Goal of the exercise:
Find the lines with the string "الرجال" and return them.
#### Supplied entries
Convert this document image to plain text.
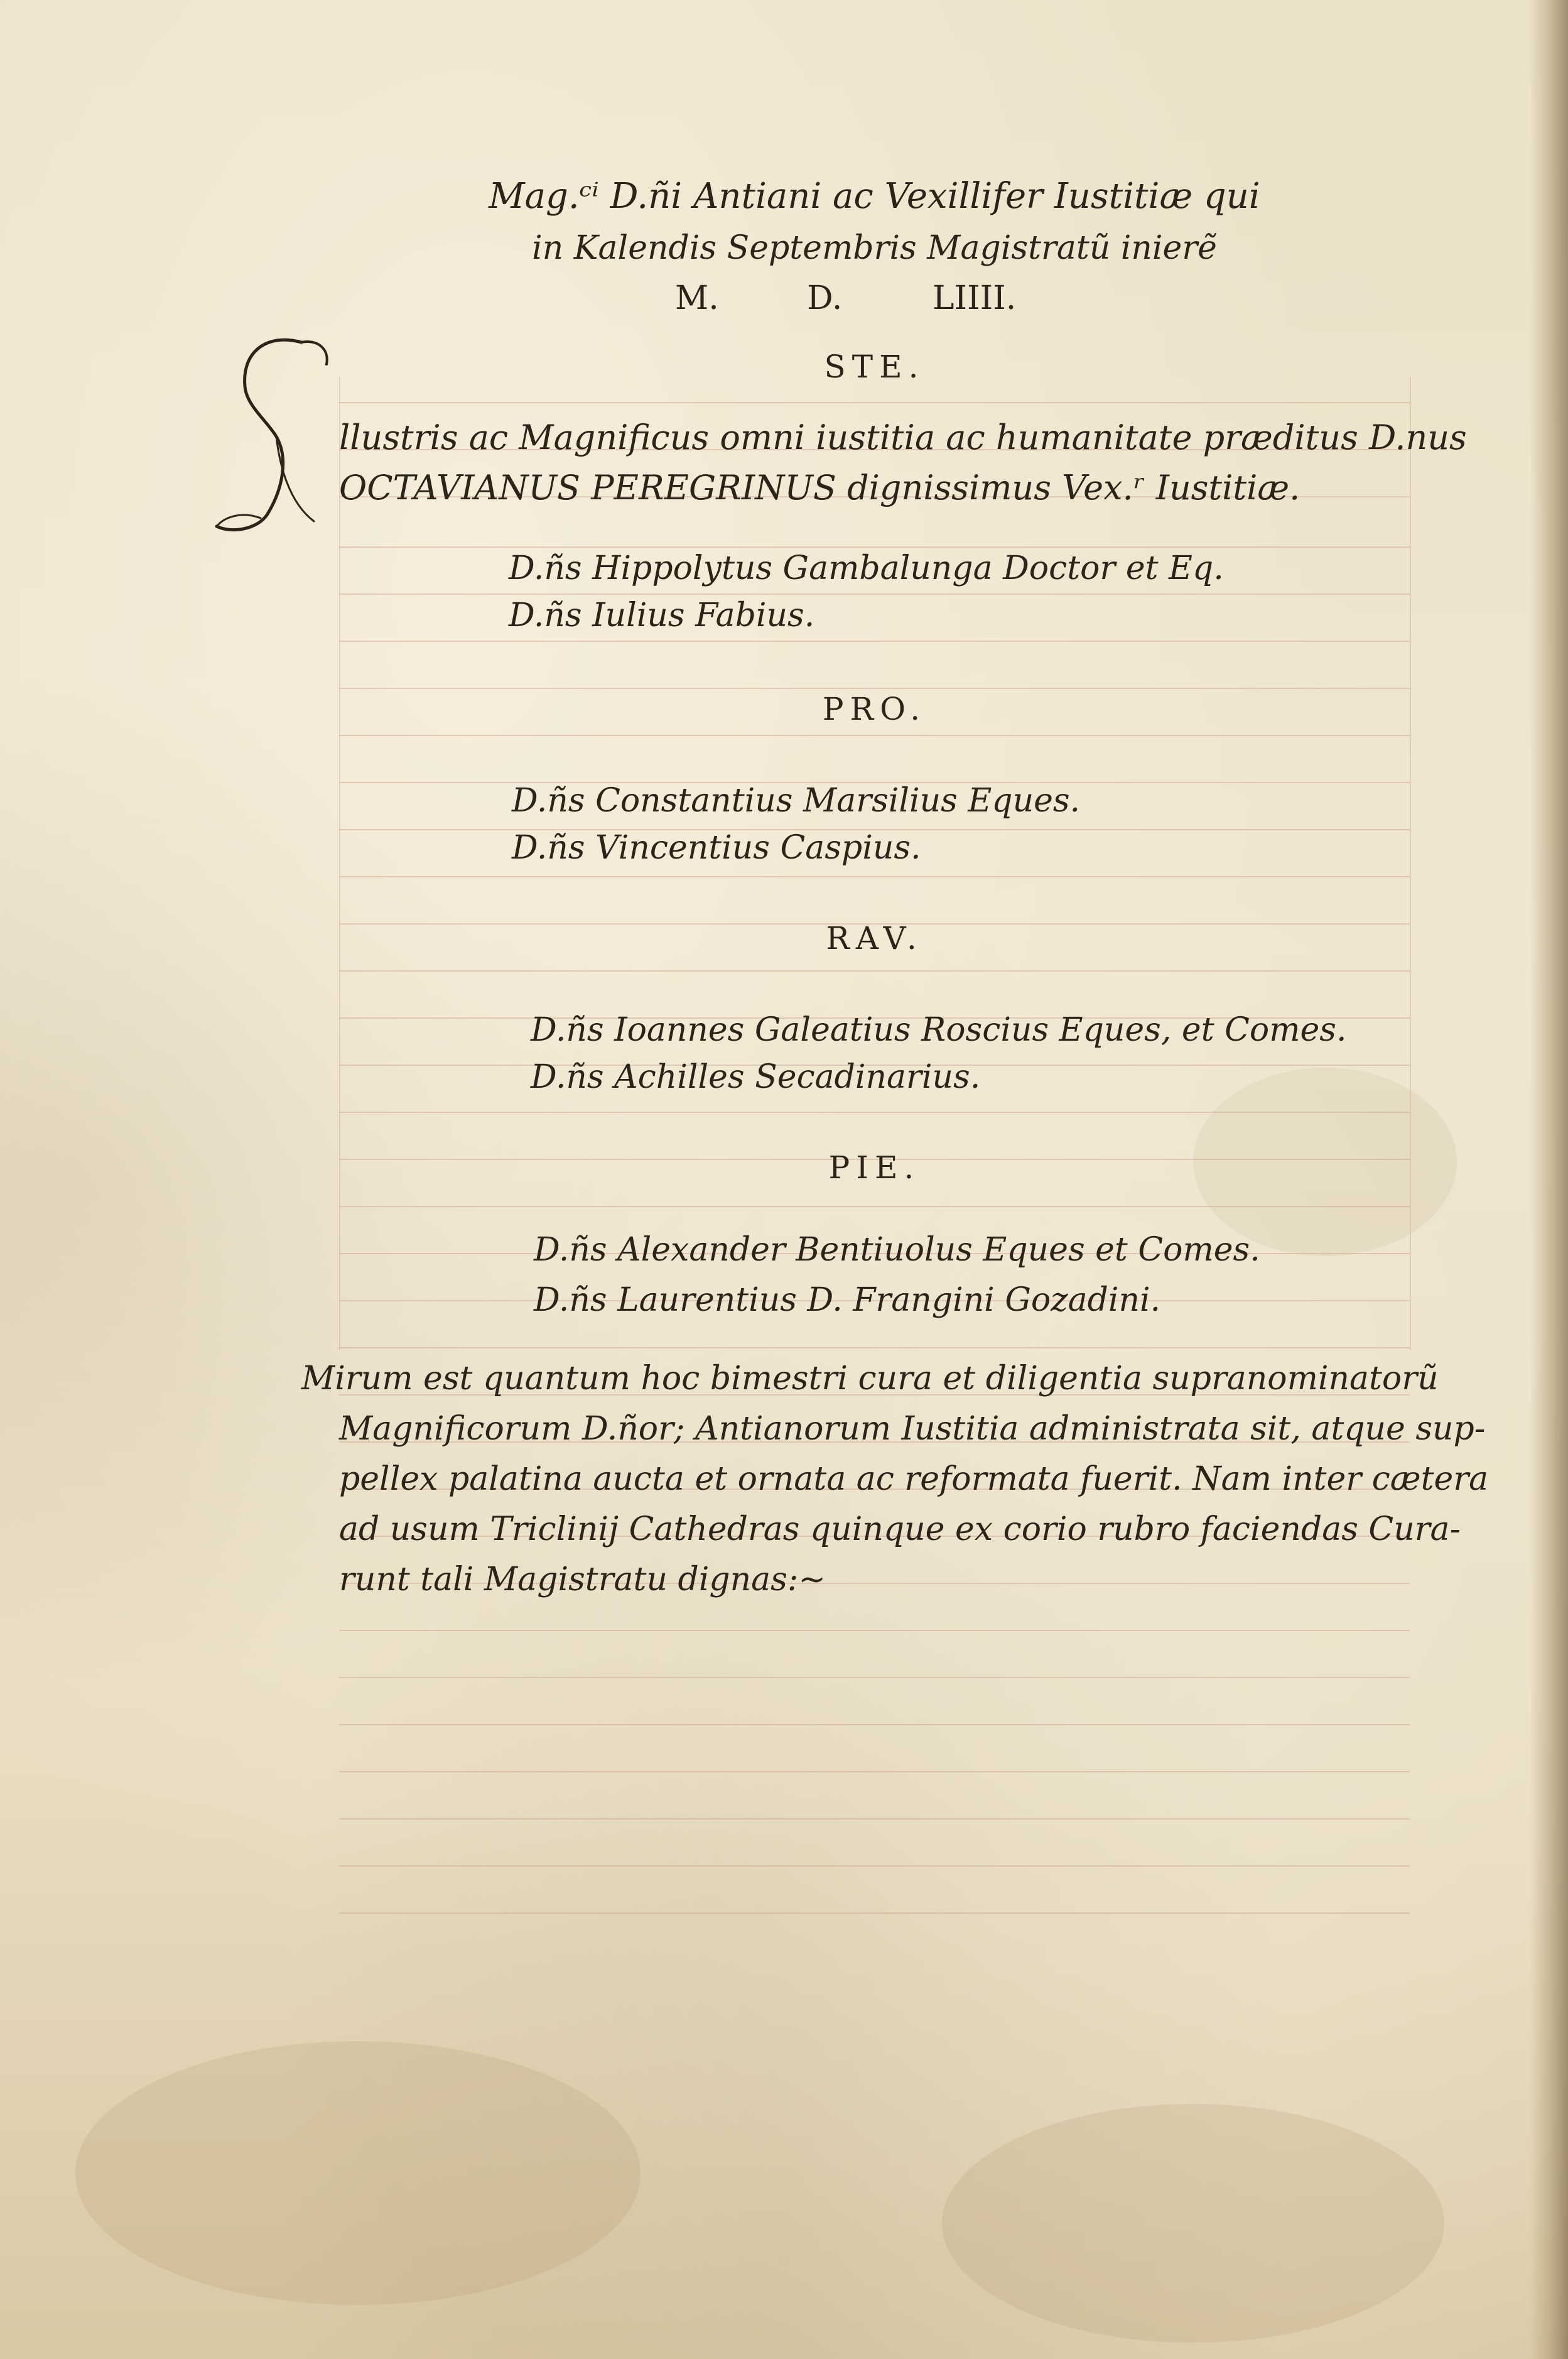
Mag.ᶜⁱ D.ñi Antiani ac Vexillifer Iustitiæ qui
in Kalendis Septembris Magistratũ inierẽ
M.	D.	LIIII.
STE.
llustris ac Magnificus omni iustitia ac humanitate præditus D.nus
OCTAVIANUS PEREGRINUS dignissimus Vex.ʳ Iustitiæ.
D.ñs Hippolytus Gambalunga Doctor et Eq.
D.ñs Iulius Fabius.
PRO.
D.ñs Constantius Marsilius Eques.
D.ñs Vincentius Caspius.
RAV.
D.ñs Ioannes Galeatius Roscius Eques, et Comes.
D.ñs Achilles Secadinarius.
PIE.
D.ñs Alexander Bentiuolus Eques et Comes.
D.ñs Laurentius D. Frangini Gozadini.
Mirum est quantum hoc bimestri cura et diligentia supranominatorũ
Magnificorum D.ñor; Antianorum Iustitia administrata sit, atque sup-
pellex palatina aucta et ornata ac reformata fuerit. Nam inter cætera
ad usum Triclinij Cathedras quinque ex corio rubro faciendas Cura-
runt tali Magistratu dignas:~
########
#### Supplied entries
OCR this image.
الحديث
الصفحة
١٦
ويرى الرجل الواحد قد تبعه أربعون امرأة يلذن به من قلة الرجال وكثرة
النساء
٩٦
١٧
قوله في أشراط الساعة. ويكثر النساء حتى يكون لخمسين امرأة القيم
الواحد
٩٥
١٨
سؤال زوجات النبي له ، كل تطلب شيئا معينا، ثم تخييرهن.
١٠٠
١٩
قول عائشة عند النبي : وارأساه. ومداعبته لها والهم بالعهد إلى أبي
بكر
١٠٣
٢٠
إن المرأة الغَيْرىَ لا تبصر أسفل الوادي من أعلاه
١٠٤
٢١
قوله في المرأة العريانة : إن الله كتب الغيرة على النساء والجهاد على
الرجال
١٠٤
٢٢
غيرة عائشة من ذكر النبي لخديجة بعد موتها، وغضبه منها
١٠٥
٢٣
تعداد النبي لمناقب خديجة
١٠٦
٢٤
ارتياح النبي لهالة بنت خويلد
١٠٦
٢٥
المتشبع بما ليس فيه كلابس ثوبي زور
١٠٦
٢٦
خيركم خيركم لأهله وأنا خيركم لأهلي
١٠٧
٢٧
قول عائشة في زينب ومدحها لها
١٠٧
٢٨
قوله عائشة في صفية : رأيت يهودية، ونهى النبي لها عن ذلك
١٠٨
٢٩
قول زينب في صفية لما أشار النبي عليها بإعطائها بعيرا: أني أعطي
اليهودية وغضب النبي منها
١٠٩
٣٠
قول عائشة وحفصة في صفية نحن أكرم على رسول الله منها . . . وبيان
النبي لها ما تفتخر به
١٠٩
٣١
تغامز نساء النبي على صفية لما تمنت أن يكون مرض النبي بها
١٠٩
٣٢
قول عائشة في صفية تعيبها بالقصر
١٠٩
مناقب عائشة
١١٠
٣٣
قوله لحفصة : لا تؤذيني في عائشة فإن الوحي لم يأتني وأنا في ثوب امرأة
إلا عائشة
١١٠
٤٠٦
########
Written solution:
ويرى الرجل الواحد قد تبعه أربعون امرأة يلذن به من قلة الرجال وكثرة
الرجال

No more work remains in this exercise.